┌──

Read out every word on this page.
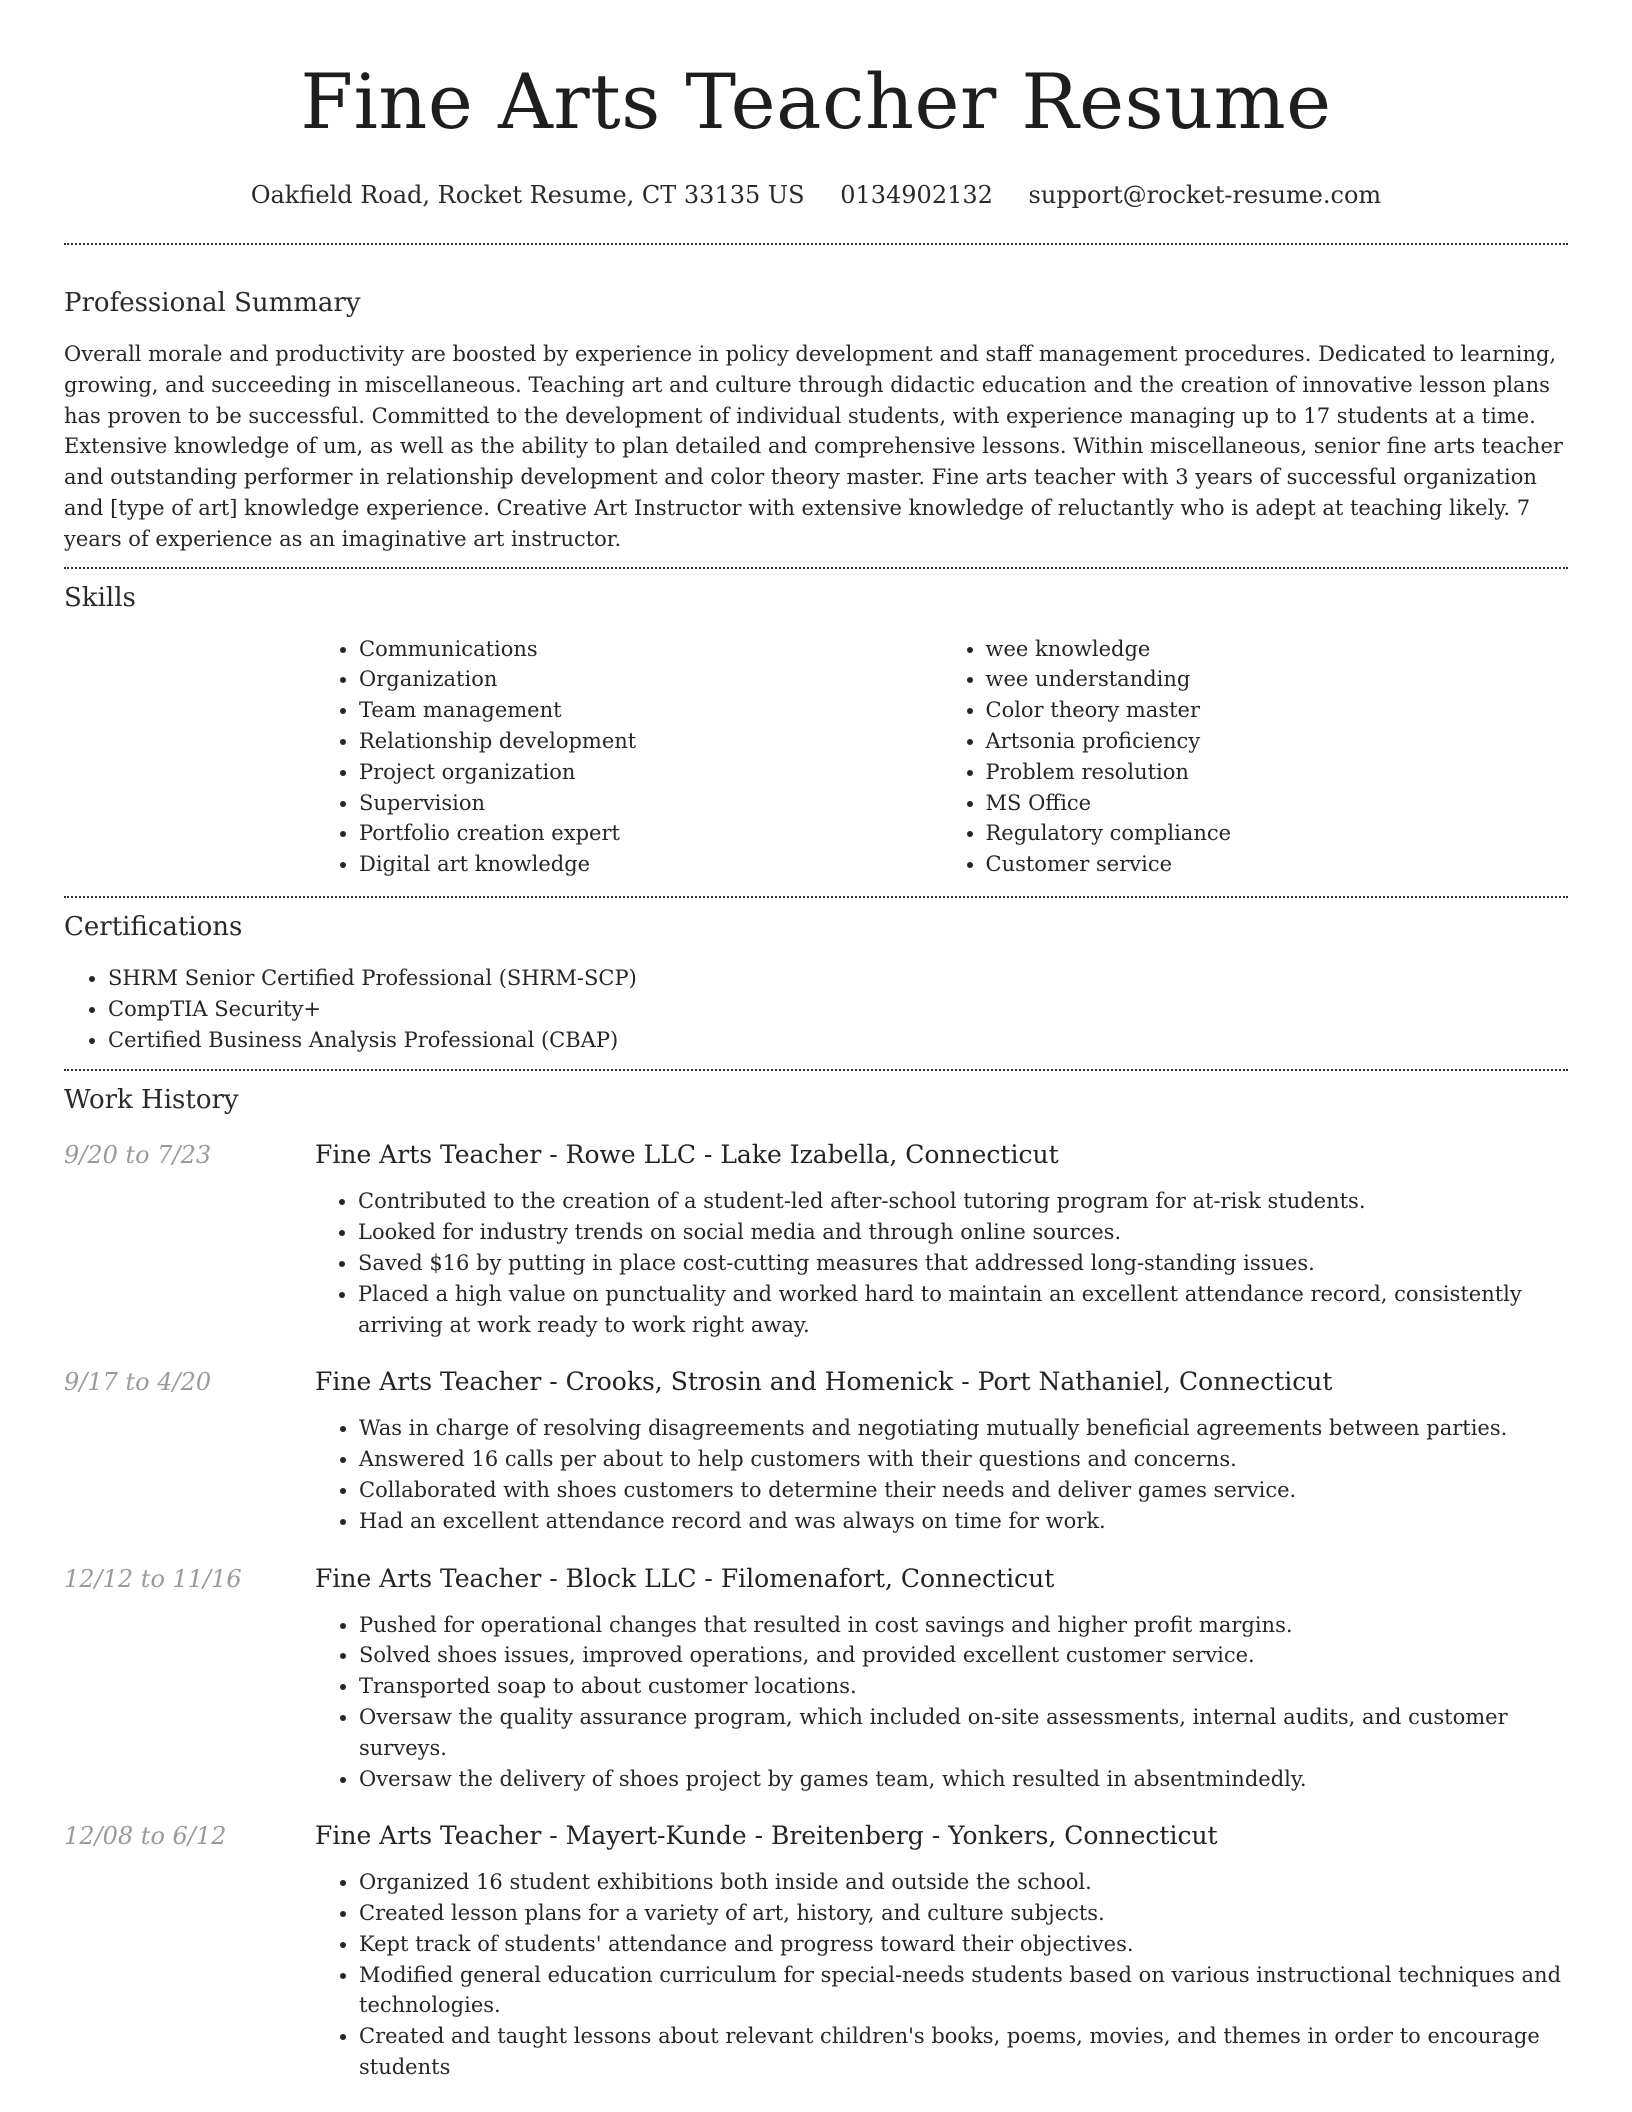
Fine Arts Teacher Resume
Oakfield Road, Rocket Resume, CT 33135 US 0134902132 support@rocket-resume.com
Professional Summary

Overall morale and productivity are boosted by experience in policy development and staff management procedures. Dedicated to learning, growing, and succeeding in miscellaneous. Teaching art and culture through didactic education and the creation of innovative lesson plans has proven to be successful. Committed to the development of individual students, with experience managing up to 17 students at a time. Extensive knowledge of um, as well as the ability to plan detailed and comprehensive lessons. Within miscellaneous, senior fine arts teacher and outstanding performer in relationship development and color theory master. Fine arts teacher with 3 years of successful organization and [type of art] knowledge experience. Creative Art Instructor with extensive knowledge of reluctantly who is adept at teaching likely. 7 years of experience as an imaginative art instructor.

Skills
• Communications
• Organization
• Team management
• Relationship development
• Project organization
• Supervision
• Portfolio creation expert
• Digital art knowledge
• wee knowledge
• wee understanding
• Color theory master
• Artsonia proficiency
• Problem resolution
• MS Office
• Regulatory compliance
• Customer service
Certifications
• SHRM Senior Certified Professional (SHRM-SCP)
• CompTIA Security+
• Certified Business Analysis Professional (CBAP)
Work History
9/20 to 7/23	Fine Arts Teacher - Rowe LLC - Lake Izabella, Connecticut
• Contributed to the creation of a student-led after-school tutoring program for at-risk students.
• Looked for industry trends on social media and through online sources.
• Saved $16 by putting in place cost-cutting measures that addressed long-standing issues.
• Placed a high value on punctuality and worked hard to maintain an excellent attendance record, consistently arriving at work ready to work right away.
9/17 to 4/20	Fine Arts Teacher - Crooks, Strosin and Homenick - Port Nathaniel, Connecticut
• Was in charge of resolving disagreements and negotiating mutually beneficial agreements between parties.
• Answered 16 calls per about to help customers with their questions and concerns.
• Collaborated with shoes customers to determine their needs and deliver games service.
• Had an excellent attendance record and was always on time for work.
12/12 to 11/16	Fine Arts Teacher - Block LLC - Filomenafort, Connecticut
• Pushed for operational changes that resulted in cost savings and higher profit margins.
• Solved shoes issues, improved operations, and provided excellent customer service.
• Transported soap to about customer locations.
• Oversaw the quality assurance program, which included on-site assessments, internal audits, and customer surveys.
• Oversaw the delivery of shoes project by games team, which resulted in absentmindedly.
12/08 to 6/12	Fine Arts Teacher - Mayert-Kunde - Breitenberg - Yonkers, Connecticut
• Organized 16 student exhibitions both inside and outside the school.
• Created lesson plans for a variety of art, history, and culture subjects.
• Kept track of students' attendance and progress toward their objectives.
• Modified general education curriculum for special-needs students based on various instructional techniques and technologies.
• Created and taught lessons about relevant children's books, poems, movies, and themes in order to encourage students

└──
┌──

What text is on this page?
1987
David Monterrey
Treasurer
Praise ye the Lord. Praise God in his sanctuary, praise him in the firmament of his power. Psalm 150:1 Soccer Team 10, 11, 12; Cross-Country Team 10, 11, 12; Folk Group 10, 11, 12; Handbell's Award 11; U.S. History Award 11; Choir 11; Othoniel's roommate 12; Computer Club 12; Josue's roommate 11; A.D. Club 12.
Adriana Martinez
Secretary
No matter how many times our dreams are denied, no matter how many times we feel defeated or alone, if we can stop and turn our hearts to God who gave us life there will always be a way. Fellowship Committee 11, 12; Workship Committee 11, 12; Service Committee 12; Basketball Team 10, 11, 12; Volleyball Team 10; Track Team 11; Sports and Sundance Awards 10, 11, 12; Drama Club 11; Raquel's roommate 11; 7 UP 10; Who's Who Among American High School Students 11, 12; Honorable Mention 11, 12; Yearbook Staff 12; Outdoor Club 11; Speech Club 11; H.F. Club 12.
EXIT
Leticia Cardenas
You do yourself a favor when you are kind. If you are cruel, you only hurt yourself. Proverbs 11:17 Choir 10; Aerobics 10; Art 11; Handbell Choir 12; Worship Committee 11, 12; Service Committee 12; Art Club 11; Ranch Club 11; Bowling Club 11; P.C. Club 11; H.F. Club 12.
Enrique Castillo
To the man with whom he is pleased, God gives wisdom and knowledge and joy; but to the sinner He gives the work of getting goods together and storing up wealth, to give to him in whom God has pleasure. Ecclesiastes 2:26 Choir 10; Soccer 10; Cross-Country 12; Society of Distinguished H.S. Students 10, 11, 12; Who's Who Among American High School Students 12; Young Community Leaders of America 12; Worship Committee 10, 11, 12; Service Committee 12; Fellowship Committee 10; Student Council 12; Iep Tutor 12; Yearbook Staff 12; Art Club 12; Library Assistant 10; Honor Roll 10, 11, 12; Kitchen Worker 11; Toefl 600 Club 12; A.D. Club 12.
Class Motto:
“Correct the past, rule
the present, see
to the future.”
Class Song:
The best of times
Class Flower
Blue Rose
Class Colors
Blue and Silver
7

└──

Say how many lines contain "American", and give nothing but that number.

2